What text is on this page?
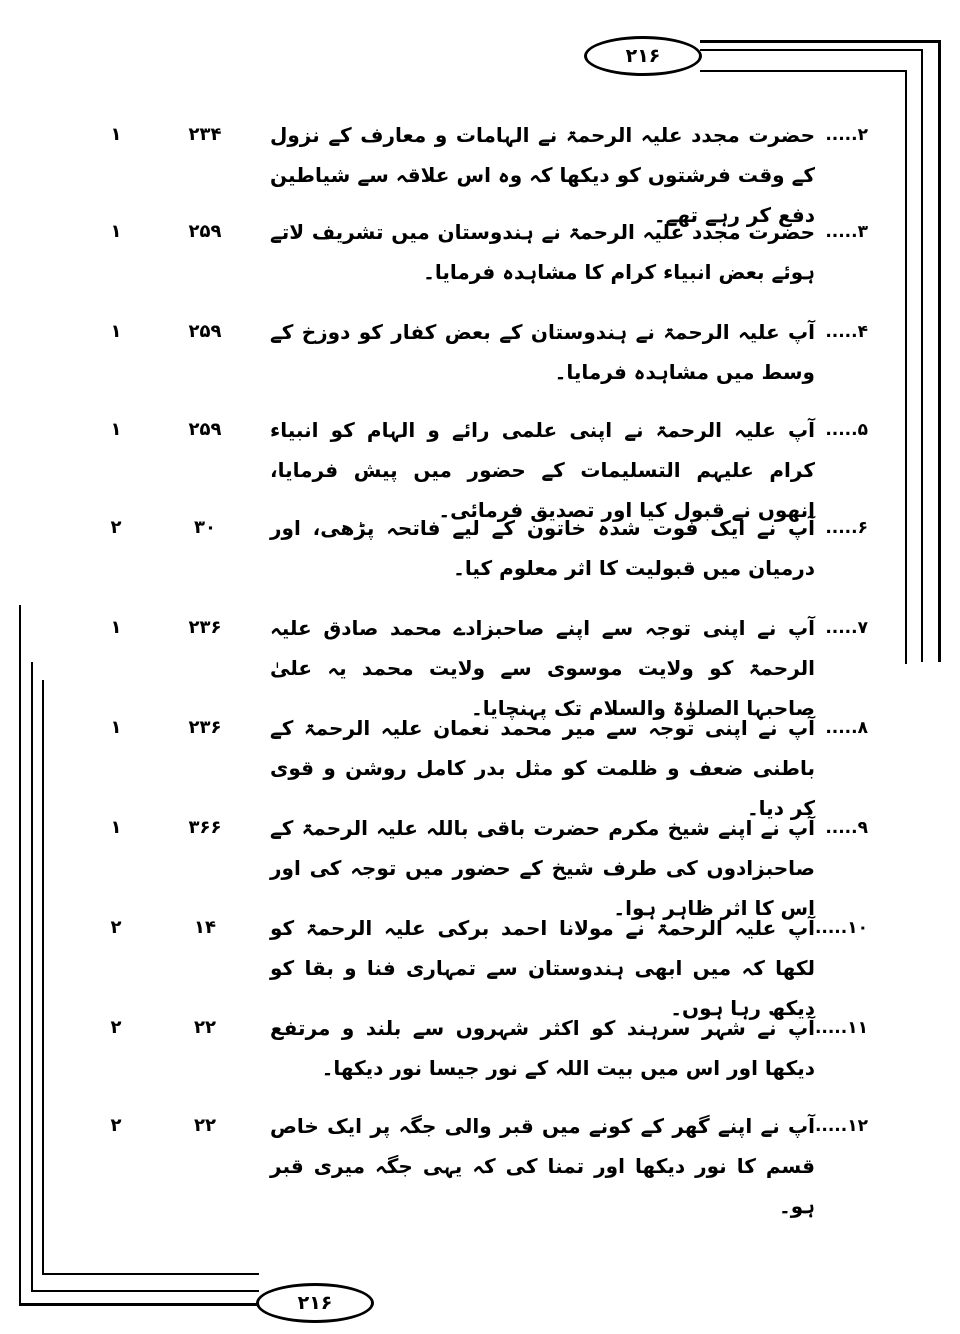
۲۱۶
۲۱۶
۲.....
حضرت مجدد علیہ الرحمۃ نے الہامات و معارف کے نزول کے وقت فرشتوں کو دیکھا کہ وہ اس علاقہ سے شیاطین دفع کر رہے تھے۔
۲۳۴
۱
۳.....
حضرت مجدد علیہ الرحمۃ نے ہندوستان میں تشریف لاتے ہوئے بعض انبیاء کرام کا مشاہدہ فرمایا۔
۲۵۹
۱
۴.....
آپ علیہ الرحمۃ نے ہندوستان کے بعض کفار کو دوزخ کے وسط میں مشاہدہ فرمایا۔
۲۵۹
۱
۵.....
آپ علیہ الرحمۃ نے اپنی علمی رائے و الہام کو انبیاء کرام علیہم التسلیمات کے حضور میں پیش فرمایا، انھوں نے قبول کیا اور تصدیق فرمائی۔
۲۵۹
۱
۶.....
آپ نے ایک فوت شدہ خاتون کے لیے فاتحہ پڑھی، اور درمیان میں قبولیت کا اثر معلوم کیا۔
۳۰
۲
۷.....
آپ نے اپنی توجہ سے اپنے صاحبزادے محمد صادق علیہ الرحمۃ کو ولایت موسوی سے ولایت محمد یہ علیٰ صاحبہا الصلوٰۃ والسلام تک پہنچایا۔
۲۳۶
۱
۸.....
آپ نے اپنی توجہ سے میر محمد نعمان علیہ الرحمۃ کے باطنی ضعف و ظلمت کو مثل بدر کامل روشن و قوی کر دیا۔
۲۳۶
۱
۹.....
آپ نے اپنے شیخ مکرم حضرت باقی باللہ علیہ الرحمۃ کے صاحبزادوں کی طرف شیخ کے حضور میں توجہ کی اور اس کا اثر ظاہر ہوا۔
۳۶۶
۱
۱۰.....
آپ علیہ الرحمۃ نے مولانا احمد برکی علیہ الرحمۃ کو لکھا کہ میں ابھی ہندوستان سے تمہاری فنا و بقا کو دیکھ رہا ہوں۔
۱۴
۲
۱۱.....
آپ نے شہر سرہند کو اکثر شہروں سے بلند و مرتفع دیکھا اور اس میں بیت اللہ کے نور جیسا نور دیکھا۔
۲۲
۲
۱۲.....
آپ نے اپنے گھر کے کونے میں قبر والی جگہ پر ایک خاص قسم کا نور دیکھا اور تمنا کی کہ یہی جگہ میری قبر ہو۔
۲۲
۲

+ + + + +

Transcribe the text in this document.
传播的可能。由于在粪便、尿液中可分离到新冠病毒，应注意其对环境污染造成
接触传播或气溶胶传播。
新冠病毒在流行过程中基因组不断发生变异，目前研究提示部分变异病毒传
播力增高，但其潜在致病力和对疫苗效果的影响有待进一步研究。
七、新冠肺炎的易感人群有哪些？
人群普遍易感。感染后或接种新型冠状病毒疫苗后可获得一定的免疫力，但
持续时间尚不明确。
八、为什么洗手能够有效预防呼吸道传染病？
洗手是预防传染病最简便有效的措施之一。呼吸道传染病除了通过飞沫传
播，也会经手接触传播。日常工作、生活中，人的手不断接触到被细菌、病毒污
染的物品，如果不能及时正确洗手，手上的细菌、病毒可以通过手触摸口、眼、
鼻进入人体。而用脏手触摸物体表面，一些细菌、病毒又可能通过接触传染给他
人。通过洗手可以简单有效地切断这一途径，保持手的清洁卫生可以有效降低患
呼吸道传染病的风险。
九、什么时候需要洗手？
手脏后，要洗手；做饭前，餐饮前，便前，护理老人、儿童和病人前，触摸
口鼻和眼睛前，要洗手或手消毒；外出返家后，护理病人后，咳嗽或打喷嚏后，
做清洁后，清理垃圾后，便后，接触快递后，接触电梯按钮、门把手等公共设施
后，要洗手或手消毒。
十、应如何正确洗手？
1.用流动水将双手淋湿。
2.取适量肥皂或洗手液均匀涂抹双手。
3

+ + + + +

Exercise:
Copy every line above in which the string "انبیاء" shows up.

Completed exercise:
حضرت مجدد علیہ الرحمۃ نے ہندوستان میں تشریف لاتے ہوئے بعض انبیاء کرام کا مشاہدہ فرمایا۔
آپ علیہ الرحمۃ نے اپنی علمی رائے و الہام کو انبیاء کرام علیہم التسلیمات کے حضور میں پیش فرمایا، انھوں نے قبول کیا اور تصدیق فرمائی۔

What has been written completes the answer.